Recorded data:
§ §
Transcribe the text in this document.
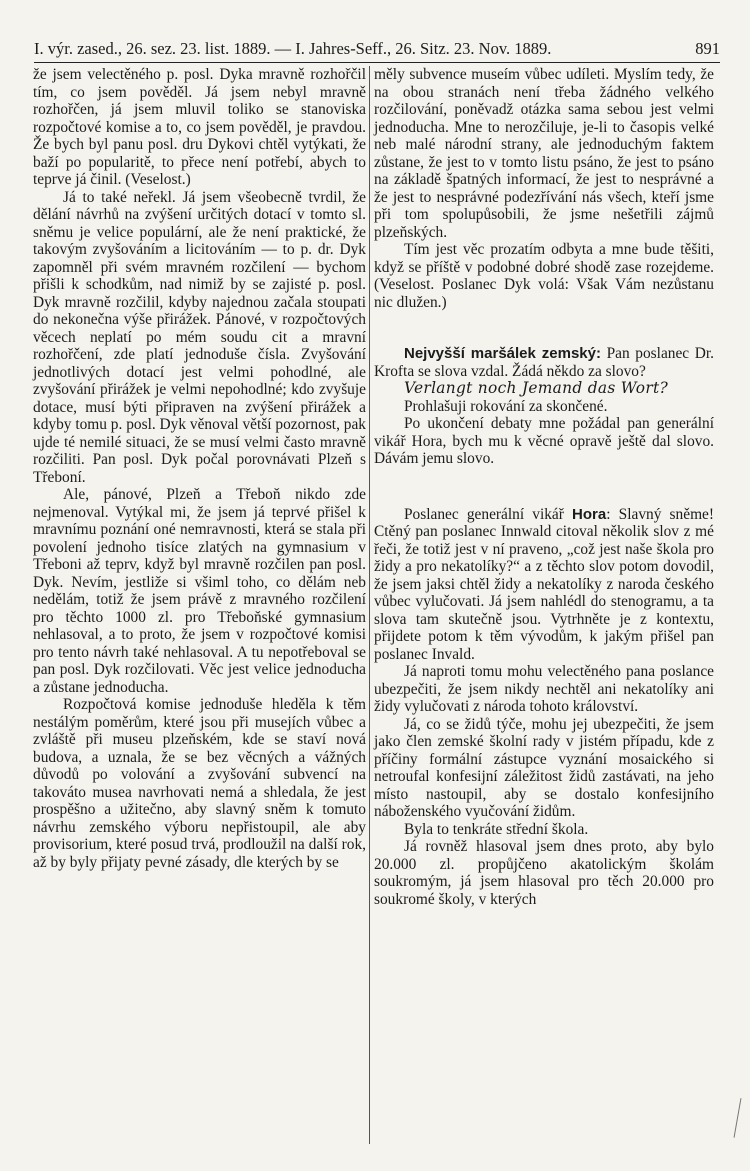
I. výr. zased., 26. sez. 23. list. 1889. — I. Jahres-Seff., 26. Sitz. 23. Nov. 1889.	891

že jsem velectěného p. posl. Dyka mravně rozhořčil tím, co jsem pověděl. Já jsem nebyl mravně rozhořčen, já jsem mluvil toliko se stanoviska rozpočtové komise a to, co jsem pověděl, je pravdou. Že bych byl panu posl. dru Dykovi chtěl vytýkati, že baží po popularitě, to přece není potřebí, abych to teprve já činil. (Veselost.)

Já to také neřekl. Já jsem všeobecně tvrdil, že dělání návrhů na zvýšení určitých dotací v tomto sl. sněmu je velice populární, ale že není praktické, že takovým zvyšováním a licitováním — to p. dr. Dyk zapomněl při svém mravném rozčilení — bychom přišli k schodkům, nad nimiž by se zajisté p. posl. Dyk mravně rozčilil, kdyby najednou začala stoupati do nekonečna výše přirážek. Pánové, v rozpočtových věcech neplatí po mém soudu cit a mravní rozhořčení, zde platí jednoduše čísla. Zvyšování jednotlivých dotací jest velmi pohodlné, ale zvyšování přirážek je velmi nepohodlné; kdo zvyšuje dotace, musí býti připraven na zvýšení přirážek a kdyby tomu p. posl. Dyk věnoval větší pozornost, pak ujde té nemilé situaci, že se musí velmi často mravně rozčiliti. Pan posl. Dyk počal porovnávati Plzeň s Třeboní.

Ale, pánové, Plzeň a Třeboň nikdo zde nejmenoval. Vytýkal mi, že jsem já teprvé přišel k mravnímu poznání oné nemravnosti, která se stala při povolení jednoho tisíce zlatých na gymnasium v Třeboni až teprv, když byl mravně rozčilen pan posl. Dyk. Nevím, jestliže si všiml toho, co dělám neb nedělám, totiž že jsem právě z mravného rozčilení pro těchto 1000 zl. pro Třeboňské gymnasium nehlasoval, a to proto, že jsem v rozpočtové komisi pro tento návrh také nehlasoval. A tu nepotřeboval se pan posl. Dyk rozčilovati. Věc jest velice jednoducha a zůstane jednoducha.

Rozpočtová komise jednoduše hleděla k těm nestálým poměrům, které jsou při musejích vůbec a zvláště při museu plzeňském, kde se staví nová budova, a uznala, že se bez věcných a vážných důvodů po volování a zvyšování subvencí na takováto musea navrhovati nemá a shledala, že jest prospěšno a užitečno, aby slavný sněm k tomuto návrhu zemského výboru nepřistoupil, ale aby provisorium, které posud trvá, prodloužil na další rok, až by byly přijaty pevné zásady, dle kterých by se

měly subvence museím vůbec udíleti. Myslím tedy, že na obou stranách není třeba žádného velkého rozčilování, poněvadž otázka sama sebou jest velmi jednoducha. Mne to nerozčiluje, je-li to časopis velké neb malé národní strany, ale jednoduchým faktem zůstane, že jest to v tomto listu psáno, že jest to psáno na základě špatných informací, že jest to nesprávné a že jest to nesprávné podezřívání nás všech, kteří jsme při tom spolupůsobili, že jsme nešetřili zájmů plzeňských.

Tím jest věc prozatím odbyta a mne bude těšiti, když se příště v podobné dobré shodě zase rozejdeme. (Veselost. Poslanec Dyk volá: Však Vám nezůstanu nic dlužen.)

Nejvyšší maršálek zemský: Pan poslanec Dr. Krofta se slova vzdal. Žádá někdo za slovo?

Verlangt noch Jemand das Wort?

Prohlašuji rokování za skončené.

Po ukončení debaty mne požádal pan generální vikář Hora, bych mu k věcné opravě ještě dal slovo. Dávám jemu slovo.

Poslanec generální vikář Hora: Slavný sněme! Ctěný pan poslanec Innwald citoval několik slov z mé řeči, že totiž jest v ní praveno, „což jest naše škola pro židy a pro nekatolíky?“ a z těchto slov potom dovodil, že jsem jaksi chtěl židy a nekatolíky z naroda českého vůbec vylučovati. Já jsem nahlédl do stenogramu, a ta slova tam skutečně jsou. Vytrhněte je z kontextu, přijdete potom k těm vývodům, k jakým přišel pan poslanec Invald.

Já naproti tomu mohu velectěného pana poslance ubezpečiti, že jsem nikdy nechtěl ani nekatolíky ani židy vylučovati z národa tohoto království.

Já, co se židů týče, mohu jej ubezpečiti, že jsem jako člen zemské školní rady v jistém případu, kde z příčiny formální zástupce vyznání mosaického si netroufal konfesijní záležitost židů zastávati, na jeho místo nastoupil, aby se dostalo konfesijního náboženského vyučování židům.

Byla to tenkráte střední škola.

Já rovněž hlasoval jsem dnes proto, aby bylo 20.000 zl. propůjčeno akatolickým školám soukromým, já jsem hlasoval pro těch 20.000 pro soukromé školy, v kterých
§ §
**Task instructions:** Pull out every line holding "nekatolíky" from the records above, and copy it.

**Final result:**
Poslanec generální vikář Hora: Slavný sněme! Ctěný pan poslanec Innwald citoval několik slov z mé řeči, že totiž jest v ní praveno, „což jest naše škola pro židy a pro nekatolíky?“ a z těchto slov potom dovodil, že jsem jaksi chtěl židy a nekatolíky z naroda českého vůbec vylučovati. Já jsem nahlédl do stenogramu, a ta slova tam skutečně jsou. Vytrhněte je z kontextu, přijdete potom k těm vývodům, k jakým přišel pan poslanec Invald.
Já naproti tomu mohu velectěného pana poslance ubezpečiti, že jsem nikdy nechtěl ani nekatolíky ani židy vylučovati z národa tohoto království.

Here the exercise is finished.